» **Given data**
__________________________________________________
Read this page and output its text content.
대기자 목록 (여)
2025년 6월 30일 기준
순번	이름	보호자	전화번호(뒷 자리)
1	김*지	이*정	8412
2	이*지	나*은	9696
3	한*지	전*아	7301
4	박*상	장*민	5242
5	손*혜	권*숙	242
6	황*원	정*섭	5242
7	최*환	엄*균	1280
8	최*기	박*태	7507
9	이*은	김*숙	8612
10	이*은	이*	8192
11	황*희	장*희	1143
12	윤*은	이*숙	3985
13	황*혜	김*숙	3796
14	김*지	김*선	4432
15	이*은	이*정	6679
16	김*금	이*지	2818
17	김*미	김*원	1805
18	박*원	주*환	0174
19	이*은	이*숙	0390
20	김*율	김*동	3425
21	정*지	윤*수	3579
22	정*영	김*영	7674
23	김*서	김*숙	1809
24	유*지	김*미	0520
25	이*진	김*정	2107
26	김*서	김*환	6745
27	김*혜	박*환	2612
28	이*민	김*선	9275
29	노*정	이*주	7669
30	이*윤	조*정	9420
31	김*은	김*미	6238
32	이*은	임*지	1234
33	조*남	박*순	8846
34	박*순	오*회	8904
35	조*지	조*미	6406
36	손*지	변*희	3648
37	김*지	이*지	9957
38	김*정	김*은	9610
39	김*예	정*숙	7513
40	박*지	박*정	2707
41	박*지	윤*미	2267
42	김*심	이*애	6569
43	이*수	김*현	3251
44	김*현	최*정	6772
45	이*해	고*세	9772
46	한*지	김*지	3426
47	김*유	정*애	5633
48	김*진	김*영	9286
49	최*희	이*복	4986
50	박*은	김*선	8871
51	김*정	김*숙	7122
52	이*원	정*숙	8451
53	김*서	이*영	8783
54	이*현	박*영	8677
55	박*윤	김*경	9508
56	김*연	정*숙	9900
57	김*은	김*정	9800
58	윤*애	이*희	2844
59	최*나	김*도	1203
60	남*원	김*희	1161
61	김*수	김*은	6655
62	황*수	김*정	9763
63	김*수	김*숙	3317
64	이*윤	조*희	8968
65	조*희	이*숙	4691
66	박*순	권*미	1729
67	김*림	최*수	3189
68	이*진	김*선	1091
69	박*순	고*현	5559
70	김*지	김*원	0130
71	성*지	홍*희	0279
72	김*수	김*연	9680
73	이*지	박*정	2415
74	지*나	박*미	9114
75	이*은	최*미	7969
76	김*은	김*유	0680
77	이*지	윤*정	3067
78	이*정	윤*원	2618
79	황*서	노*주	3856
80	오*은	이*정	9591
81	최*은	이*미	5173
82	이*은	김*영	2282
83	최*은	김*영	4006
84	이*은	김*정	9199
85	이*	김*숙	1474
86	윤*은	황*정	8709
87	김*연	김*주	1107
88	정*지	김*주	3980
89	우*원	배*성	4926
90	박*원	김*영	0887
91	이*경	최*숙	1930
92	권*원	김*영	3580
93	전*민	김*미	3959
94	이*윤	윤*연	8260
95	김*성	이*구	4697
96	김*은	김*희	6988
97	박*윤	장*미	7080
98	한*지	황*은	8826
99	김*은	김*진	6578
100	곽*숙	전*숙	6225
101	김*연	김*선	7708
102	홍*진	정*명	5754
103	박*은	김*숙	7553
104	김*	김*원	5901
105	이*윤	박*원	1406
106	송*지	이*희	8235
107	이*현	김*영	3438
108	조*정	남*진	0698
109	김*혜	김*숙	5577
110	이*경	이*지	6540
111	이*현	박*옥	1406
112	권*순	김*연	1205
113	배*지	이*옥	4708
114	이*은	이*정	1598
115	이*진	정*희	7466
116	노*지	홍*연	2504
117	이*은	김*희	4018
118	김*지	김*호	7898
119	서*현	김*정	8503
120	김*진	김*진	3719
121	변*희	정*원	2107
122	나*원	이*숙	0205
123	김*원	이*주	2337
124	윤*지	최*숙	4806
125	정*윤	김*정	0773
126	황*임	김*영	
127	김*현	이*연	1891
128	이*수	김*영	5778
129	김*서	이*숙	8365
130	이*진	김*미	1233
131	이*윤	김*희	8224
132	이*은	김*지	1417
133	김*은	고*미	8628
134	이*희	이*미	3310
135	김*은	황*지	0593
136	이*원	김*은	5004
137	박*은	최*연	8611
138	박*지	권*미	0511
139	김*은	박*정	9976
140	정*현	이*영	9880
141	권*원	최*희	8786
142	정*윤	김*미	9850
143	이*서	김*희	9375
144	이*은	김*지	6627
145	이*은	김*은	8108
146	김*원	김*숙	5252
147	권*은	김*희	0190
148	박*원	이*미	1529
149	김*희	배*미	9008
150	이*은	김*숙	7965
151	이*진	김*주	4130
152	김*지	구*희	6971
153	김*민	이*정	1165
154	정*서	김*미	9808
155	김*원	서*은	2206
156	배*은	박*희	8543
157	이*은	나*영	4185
__________________________________________________
» **The problem**
Write out the data again, exactly and in full.

» **Output below**
Read this page and output its text content.
대기자 목록 (여)
2025년 6월 30일 기준
순번	이름	보호자	전화번호(뒷 자리)
1	김*지	이*정	8412
2	이*지	나*은	9696
3	한*지	전*아	7301
4	박*상	장*민	5242
5	손*혜	권*숙	242
6	황*원	정*섭	5242
7	최*환	엄*균	1280
8	최*기	박*태	7507
9	이*은	김*숙	8612
10	이*은	이*	8192
11	황*희	장*희	1143
12	윤*은	이*숙	3985
13	황*혜	김*숙	3796
14	김*지	김*선	4432
15	이*은	이*정	6679
16	김*금	이*지	2818
17	김*미	김*원	1805
18	박*원	주*환	0174
19	이*은	이*숙	0390
20	김*율	김*동	3425
21	정*지	윤*수	3579
22	정*영	김*영	7674
23	김*서	김*숙	1809
24	유*지	김*미	0520
25	이*진	김*정	2107
26	김*서	김*환	6745
27	김*혜	박*환	2612
28	이*민	김*선	9275
29	노*정	이*주	7669
30	이*윤	조*정	9420
31	김*은	김*미	6238
32	이*은	임*지	1234
33	조*남	박*순	8846
34	박*순	오*회	8904
35	조*지	조*미	6406
36	손*지	변*희	3648
37	김*지	이*지	9957
38	김*정	김*은	9610
39	김*예	정*숙	7513
40	박*지	박*정	2707
41	박*지	윤*미	2267
42	김*심	이*애	6569
43	이*수	김*현	3251
44	김*현	최*정	6772
45	이*해	고*세	9772
46	한*지	김*지	3426
47	김*유	정*애	5633
48	김*진	김*영	9286
49	최*희	이*복	4986
50	박*은	김*선	8871
51	김*정	김*숙	7122
52	이*원	정*숙	8451
53	김*서	이*영	8783
54	이*현	박*영	8677
55	박*윤	김*경	9508
56	김*연	정*숙	9900
57	김*은	김*정	9800
58	윤*애	이*희	2844
59	최*나	김*도	1203
60	남*원	김*희	1161
61	김*수	김*은	6655
62	황*수	김*정	9763
63	김*수	김*숙	3317
64	이*윤	조*희	8968
65	조*희	이*숙	4691
66	박*순	권*미	1729
67	김*림	최*수	3189
68	이*진	김*선	1091
69	박*순	고*현	5559
70	김*지	김*원	0130
71	성*지	홍*희	0279
72	김*수	김*연	9680
73	이*지	박*정	2415
74	지*나	박*미	9114
75	이*은	최*미	7969
76	김*은	김*유	0680
77	이*지	윤*정	3067
78	이*정	윤*원	2618
79	황*서	노*주	3856
80	오*은	이*정	9591
81	최*은	이*미	5173
82	이*은	김*영	2282
83	최*은	김*영	4006
84	이*은	김*정	9199
85	이*	김*숙	1474
86	윤*은	황*정	8709
87	김*연	김*주	1107
88	정*지	김*주	3980
89	우*원	배*성	4926
90	박*원	김*영	0887
91	이*경	최*숙	1930
92	권*원	김*영	3580
93	전*민	김*미	3959
94	이*윤	윤*연	8260
95	김*성	이*구	4697
96	김*은	김*희	6988
97	박*윤	장*미	7080
98	한*지	황*은	8826
99	김*은	김*진	6578
100	곽*숙	전*숙	6225
101	김*연	김*선	7708
102	홍*진	정*명	5754
103	박*은	김*숙	7553
104	김*	김*원	5901
105	이*윤	박*원	1406
106	송*지	이*희	8235
107	이*현	김*영	3438
108	조*정	남*진	0698
109	김*혜	김*숙	5577
110	이*경	이*지	6540
111	이*현	박*옥	1406
112	권*순	김*연	1205
113	배*지	이*옥	4708
114	이*은	이*정	1598
115	이*진	정*희	7466
116	노*지	홍*연	2504
117	이*은	김*희	4018
118	김*지	김*호	7898
119	서*현	김*정	8503
120	김*진	김*진	3719
121	변*희	정*원	2107
122	나*원	이*숙	0205
123	김*원	이*주	2337
124	윤*지	최*숙	4806
125	정*윤	김*정	0773
126	황*임	김*영	
127	김*현	이*연	1891
128	이*수	김*영	5778
129	김*서	이*숙	8365
130	이*진	김*미	1233
131	이*윤	김*희	8224
132	이*은	김*지	1417
133	김*은	고*미	8628
134	이*희	이*미	3310
135	김*은	황*지	0593
136	이*원	김*은	5004
137	박*은	최*연	8611
138	박*지	권*미	0511
139	김*은	박*정	9976
140	정*현	이*영	9880
141	권*원	최*희	8786
142	정*윤	김*미	9850
143	이*서	김*희	9375
144	이*은	김*지	6627
145	이*은	김*은	8108
146	김*원	김*숙	5252
147	권*은	김*희	0190
148	박*원	이*미	1529
149	김*희	배*미	9008
150	이*은	김*숙	7965
151	이*진	김*주	4130
152	김*지	구*희	6971
153	김*민	이*정	1165
154	정*서	김*미	9808
155	김*원	서*은	2206
156	배*은	박*희	8543
157	이*은	나*영	4185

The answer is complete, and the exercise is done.